WHAT TO WORK ON:
All entries should be output exactly as they stand.

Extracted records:
[BEGIN]

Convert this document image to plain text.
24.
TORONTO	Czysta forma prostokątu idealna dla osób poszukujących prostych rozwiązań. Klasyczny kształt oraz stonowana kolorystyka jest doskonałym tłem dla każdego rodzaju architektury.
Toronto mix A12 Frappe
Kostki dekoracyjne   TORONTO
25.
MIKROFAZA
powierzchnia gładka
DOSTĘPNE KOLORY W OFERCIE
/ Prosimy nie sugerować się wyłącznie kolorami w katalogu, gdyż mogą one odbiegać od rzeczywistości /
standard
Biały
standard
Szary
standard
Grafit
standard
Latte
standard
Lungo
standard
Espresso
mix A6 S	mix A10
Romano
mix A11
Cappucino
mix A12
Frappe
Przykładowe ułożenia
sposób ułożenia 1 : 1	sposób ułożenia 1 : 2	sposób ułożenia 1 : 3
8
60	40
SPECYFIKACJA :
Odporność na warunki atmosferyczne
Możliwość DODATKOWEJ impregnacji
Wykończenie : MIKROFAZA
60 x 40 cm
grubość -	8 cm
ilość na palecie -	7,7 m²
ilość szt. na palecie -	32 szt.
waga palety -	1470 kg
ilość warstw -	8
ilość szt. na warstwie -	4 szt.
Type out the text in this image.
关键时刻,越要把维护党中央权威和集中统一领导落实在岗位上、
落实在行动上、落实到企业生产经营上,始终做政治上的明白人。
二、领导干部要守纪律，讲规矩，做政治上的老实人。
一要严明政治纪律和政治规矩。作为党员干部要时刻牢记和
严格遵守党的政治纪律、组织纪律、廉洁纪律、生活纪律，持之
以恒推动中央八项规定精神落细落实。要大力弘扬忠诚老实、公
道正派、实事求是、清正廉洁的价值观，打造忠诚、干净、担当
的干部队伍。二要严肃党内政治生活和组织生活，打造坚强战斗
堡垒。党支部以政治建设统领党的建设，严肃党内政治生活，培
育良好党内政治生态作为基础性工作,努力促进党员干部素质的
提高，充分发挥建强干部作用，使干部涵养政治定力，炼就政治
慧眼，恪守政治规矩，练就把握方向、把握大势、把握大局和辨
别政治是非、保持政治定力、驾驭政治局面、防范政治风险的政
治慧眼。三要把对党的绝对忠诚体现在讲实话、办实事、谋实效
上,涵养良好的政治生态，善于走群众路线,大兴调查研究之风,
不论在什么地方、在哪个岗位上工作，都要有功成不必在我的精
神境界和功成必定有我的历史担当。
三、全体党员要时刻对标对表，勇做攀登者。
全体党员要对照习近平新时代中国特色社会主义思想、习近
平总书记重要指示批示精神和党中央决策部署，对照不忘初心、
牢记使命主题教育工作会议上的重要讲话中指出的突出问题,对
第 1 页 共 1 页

[END]

THE RESPONSE:
Convert this document image to plain text.
24.
TORONTO	Czysta forma prostokątu idealna dla osób poszukujących prostych rozwiązań. Klasyczny kształt oraz stonowana kolorystyka jest doskonałym tłem dla każdego rodzaju architektury.
Toronto mix A12 Frappe
Kostki dekoracyjne   TORONTO
25.
MIKROFAZA
powierzchnia gładka
DOSTĘPNE KOLORY W OFERCIE
/ Prosimy nie sugerować się wyłącznie kolorami w katalogu, gdyż mogą one odbiegać od rzeczywistości /
standard
Biały
standard
Szary
standard
Grafit
standard
Latte
standard
Lungo
standard
Espresso
mix A6 S	mix A10
Romano
mix A11
Cappucino
mix A12
Frappe
Przykładowe ułożenia
sposób ułożenia 1 : 1	sposób ułożenia 1 : 2	sposób ułożenia 1 : 3
8
60	40
SPECYFIKACJA :
Odporność na warunki atmosferyczne
Możliwość DODATKOWEJ impregnacji
Wykończenie : MIKROFAZA
60 x 40 cm
grubość -	8 cm
ilość na palecie -	7,7 m²
ilość szt. na palecie -	32 szt.
waga palety -	1470 kg
ilość warstw -	8
ilość szt. na warstwie -	4 szt.
Type out the text in this image.
关键时刻,越要把维护党中央权威和集中统一领导落实在岗位上、
落实在行动上、落实到企业生产经营上,始终做政治上的明白人。
二、领导干部要守纪律，讲规矩，做政治上的老实人。
一要严明政治纪律和政治规矩。作为党员干部要时刻牢记和
严格遵守党的政治纪律、组织纪律、廉洁纪律、生活纪律，持之
以恒推动中央八项规定精神落细落实。要大力弘扬忠诚老实、公
道正派、实事求是、清正廉洁的价值观，打造忠诚、干净、担当
的干部队伍。二要严肃党内政治生活和组织生活，打造坚强战斗
堡垒。党支部以政治建设统领党的建设，严肃党内政治生活，培
育良好党内政治生态作为基础性工作,努力促进党员干部素质的
提高，充分发挥建强干部作用，使干部涵养政治定力，炼就政治
慧眼，恪守政治规矩，练就把握方向、把握大势、把握大局和辨
别政治是非、保持政治定力、驾驭政治局面、防范政治风险的政
治慧眼。三要把对党的绝对忠诚体现在讲实话、办实事、谋实效
上,涵养良好的政治生态，善于走群众路线,大兴调查研究之风,
不论在什么地方、在哪个岗位上工作，都要有功成不必在我的精
神境界和功成必定有我的历史担当。
三、全体党员要时刻对标对表，勇做攀登者。
全体党员要对照习近平新时代中国特色社会主义思想、习近
平总书记重要指示批示精神和党中央决策部署，对照不忘初心、
牢记使命主题教育工作会议上的重要讲话中指出的突出问题,对
第 1 页 共 1 页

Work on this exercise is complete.